INSTRUCTION:
Pull out every line below holding the word "title".

RAW DATA:
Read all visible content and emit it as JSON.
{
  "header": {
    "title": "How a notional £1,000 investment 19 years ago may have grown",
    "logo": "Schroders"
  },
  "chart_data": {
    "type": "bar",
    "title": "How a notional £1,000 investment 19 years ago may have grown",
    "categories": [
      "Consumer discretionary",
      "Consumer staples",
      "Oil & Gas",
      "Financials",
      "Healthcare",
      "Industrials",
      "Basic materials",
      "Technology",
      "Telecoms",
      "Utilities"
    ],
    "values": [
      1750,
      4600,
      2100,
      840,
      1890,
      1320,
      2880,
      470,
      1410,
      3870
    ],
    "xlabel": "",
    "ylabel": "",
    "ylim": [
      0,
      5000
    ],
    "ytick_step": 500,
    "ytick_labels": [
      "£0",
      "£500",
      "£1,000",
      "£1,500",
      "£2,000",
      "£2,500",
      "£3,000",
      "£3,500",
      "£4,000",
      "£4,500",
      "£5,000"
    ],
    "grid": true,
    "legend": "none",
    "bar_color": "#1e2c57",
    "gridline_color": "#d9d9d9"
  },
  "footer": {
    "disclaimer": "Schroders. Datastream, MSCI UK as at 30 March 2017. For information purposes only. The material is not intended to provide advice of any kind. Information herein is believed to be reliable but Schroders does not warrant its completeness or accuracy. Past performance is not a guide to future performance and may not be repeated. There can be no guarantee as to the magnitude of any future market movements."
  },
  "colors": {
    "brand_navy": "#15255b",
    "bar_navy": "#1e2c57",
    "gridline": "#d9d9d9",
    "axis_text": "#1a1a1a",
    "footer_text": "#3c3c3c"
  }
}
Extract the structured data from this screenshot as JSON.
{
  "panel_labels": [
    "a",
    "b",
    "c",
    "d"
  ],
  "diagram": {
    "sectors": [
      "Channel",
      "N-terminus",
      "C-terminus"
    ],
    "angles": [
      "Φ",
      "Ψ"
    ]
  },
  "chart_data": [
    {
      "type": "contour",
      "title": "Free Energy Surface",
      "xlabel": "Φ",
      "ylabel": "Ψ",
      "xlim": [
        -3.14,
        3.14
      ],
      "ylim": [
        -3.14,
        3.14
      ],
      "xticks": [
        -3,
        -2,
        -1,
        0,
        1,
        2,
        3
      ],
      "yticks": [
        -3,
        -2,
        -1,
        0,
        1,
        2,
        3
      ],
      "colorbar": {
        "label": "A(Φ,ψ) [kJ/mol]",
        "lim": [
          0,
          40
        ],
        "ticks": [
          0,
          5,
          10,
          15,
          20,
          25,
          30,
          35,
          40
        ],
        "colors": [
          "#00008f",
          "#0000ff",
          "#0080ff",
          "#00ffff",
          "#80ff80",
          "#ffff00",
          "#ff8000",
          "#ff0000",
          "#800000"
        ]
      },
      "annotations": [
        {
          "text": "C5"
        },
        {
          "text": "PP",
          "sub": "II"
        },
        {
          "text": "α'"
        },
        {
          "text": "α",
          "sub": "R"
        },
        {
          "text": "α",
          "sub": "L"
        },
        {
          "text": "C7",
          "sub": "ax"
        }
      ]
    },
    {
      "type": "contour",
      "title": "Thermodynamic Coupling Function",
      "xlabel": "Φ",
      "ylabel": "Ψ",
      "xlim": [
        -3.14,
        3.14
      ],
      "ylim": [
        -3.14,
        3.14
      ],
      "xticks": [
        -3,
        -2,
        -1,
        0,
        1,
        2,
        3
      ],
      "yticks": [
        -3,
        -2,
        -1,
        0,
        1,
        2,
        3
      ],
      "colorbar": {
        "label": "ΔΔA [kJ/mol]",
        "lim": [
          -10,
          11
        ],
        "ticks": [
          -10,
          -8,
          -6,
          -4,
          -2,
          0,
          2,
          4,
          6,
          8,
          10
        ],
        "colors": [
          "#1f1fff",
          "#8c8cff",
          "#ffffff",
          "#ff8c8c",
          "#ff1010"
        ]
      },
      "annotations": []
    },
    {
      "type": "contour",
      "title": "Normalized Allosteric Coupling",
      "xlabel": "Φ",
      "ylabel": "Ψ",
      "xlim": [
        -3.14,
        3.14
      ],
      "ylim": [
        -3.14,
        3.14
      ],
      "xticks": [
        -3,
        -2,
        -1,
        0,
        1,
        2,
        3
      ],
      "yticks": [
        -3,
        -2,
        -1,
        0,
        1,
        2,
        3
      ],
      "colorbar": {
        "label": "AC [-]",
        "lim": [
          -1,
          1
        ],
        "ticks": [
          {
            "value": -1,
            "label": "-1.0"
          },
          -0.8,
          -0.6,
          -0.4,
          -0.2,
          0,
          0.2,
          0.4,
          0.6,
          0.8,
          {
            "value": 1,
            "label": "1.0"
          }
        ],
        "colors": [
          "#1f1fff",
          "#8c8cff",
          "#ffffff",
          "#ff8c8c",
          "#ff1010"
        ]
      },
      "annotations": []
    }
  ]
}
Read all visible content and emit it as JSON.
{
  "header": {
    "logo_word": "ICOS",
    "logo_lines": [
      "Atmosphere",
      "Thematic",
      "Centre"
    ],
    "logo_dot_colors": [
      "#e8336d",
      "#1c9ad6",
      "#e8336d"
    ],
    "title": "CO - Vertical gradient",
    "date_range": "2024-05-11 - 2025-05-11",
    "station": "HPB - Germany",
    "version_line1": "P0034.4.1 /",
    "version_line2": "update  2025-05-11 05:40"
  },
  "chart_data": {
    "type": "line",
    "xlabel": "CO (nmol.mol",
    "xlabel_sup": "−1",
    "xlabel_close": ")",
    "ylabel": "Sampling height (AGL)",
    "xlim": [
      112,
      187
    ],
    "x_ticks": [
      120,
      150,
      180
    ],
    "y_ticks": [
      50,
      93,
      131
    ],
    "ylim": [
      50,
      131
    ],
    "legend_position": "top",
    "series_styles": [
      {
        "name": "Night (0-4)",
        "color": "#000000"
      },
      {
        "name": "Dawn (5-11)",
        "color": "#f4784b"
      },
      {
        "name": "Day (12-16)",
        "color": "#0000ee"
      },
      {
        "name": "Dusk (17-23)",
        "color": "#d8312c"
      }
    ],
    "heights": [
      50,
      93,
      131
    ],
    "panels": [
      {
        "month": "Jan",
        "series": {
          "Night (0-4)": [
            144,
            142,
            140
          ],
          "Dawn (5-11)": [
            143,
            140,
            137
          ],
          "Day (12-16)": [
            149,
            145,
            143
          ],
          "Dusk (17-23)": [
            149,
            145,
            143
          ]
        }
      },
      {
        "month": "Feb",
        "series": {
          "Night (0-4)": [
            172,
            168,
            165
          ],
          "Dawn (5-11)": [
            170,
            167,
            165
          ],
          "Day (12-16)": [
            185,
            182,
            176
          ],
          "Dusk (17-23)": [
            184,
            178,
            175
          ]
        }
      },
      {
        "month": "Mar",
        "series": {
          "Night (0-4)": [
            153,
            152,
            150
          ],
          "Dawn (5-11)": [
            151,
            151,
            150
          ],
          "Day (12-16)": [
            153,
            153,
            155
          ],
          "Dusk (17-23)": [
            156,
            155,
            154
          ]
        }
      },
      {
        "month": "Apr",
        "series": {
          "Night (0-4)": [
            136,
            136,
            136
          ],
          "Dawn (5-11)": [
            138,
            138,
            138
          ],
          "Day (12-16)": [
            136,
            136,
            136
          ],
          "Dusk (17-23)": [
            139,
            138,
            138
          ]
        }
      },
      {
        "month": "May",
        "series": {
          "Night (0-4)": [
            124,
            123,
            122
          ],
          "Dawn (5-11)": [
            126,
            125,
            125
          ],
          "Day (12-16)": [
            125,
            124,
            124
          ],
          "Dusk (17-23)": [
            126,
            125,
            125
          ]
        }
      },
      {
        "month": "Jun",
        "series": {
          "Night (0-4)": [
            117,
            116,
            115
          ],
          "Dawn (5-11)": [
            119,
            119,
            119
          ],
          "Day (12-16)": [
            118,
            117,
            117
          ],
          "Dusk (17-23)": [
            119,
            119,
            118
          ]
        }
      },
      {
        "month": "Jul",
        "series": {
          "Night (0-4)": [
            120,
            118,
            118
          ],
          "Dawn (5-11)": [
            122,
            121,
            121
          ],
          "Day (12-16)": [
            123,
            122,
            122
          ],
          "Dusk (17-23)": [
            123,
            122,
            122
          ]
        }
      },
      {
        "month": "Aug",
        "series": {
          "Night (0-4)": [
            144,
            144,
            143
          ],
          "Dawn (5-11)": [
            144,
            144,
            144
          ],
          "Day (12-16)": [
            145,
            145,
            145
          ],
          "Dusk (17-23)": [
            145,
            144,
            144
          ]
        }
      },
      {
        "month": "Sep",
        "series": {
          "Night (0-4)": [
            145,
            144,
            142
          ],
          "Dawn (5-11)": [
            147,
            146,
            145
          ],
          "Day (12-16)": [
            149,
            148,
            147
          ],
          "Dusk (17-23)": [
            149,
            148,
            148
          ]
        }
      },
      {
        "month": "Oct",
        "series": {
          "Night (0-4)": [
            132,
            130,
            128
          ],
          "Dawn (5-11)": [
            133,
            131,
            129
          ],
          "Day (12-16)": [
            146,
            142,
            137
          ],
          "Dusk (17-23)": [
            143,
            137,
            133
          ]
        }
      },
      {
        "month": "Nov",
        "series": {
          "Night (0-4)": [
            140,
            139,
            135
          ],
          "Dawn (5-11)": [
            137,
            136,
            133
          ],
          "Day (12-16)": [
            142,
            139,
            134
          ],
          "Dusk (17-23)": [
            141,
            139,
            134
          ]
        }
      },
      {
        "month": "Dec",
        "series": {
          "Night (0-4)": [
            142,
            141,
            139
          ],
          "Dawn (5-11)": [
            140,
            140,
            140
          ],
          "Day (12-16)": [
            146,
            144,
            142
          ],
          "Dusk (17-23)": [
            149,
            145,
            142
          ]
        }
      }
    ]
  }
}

TASK RESULT:
    "title": "How a notional £1,000 investment 19 years ago may have grown",
    "title": "How a notional £1,000 investment 19 years ago may have grown",
      "title": "Free Energy Surface",
      "title": "Thermodynamic Coupling Function",
      "title": "Normalized Allosteric Coupling",
    "title": "CO - Vertical gradient",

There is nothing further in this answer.